*WHAT TO WORK ON:* Take the listing and print it in full, exactly as given.

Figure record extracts
□ □ □ □

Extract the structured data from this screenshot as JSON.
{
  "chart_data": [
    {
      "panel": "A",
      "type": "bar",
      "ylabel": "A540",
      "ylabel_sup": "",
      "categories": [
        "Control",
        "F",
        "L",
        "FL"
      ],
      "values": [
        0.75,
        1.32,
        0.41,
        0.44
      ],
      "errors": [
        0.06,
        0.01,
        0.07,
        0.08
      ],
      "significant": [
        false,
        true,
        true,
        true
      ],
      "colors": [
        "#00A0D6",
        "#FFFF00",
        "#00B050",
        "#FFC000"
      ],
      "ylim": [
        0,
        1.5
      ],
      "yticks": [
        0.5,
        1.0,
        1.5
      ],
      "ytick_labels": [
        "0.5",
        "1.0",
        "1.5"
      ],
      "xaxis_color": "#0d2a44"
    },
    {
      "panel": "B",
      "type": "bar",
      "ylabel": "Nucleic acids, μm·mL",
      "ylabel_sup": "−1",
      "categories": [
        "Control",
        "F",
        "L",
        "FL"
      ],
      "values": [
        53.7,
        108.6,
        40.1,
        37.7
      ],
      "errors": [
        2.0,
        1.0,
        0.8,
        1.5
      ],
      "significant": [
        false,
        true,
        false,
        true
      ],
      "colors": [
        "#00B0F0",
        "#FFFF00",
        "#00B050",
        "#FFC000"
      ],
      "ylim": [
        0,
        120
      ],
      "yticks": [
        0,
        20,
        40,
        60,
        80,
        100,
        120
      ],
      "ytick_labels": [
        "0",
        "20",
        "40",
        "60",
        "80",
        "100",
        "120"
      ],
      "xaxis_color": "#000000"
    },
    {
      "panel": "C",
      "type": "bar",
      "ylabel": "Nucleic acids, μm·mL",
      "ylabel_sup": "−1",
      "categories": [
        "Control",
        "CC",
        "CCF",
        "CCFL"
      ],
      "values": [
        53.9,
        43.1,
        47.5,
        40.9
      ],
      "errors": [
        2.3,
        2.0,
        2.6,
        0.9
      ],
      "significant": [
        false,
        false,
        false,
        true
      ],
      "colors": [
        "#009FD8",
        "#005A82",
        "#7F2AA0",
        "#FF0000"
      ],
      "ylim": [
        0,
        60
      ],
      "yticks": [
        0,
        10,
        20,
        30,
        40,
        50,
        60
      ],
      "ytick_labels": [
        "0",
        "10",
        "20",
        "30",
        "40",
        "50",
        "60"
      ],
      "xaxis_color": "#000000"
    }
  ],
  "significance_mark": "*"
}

□ □ □ □

*WRITTEN RESPONSE:*
Extract the structured data from this screenshot as JSON.
{
  "chart_data": [
    {
      "panel": "A",
      "type": "bar",
      "ylabel": "A540",
      "ylabel_sup": "",
      "categories": [
        "Control",
        "F",
        "L",
        "FL"
      ],
      "values": [
        0.75,
        1.32,
        0.41,
        0.44
      ],
      "errors": [
        0.06,
        0.01,
        0.07,
        0.08
      ],
      "significant": [
        false,
        true,
        true,
        true
      ],
      "colors": [
        "#00A0D6",
        "#FFFF00",
        "#00B050",
        "#FFC000"
      ],
      "ylim": [
        0,
        1.5
      ],
      "yticks": [
        0.5,
        1.0,
        1.5
      ],
      "ytick_labels": [
        "0.5",
        "1.0",
        "1.5"
      ],
      "xaxis_color": "#0d2a44"
    },
    {
      "panel": "B",
      "type": "bar",
      "ylabel": "Nucleic acids, μm·mL",
      "ylabel_sup": "−1",
      "categories": [
        "Control",
        "F",
        "L",
        "FL"
      ],
      "values": [
        53.7,
        108.6,
        40.1,
        37.7
      ],
      "errors": [
        2.0,
        1.0,
        0.8,
        1.5
      ],
      "significant": [
        false,
        true,
        false,
        true
      ],
      "colors": [
        "#00B0F0",
        "#FFFF00",
        "#00B050",
        "#FFC000"
      ],
      "ylim": [
        0,
        120
      ],
      "yticks": [
        0,
        20,
        40,
        60,
        80,
        100,
        120
      ],
      "ytick_labels": [
        "0",
        "20",
        "40",
        "60",
        "80",
        "100",
        "120"
      ],
      "xaxis_color": "#000000"
    },
    {
      "panel": "C",
      "type": "bar",
      "ylabel": "Nucleic acids, μm·mL",
      "ylabel_sup": "−1",
      "categories": [
        "Control",
        "CC",
        "CCF",
        "CCFL"
      ],
      "values": [
        53.9,
        43.1,
        47.5,
        40.9
      ],
      "errors": [
        2.3,
        2.0,
        2.6,
        0.9
      ],
      "significant": [
        false,
        false,
        false,
        true
      ],
      "colors": [
        "#009FD8",
        "#005A82",
        "#7F2AA0",
        "#FF0000"
      ],
      "ylim": [
        0,
        60
      ],
      "yticks": [
        0,
        10,
        20,
        30,
        40,
        50,
        60
      ],
      "ytick_labels": [
        "0",
        "10",
        "20",
        "30",
        "40",
        "50",
        "60"
      ],
      "xaxis_color": "#000000"
    }
  ],
  "significance_mark": "*"
}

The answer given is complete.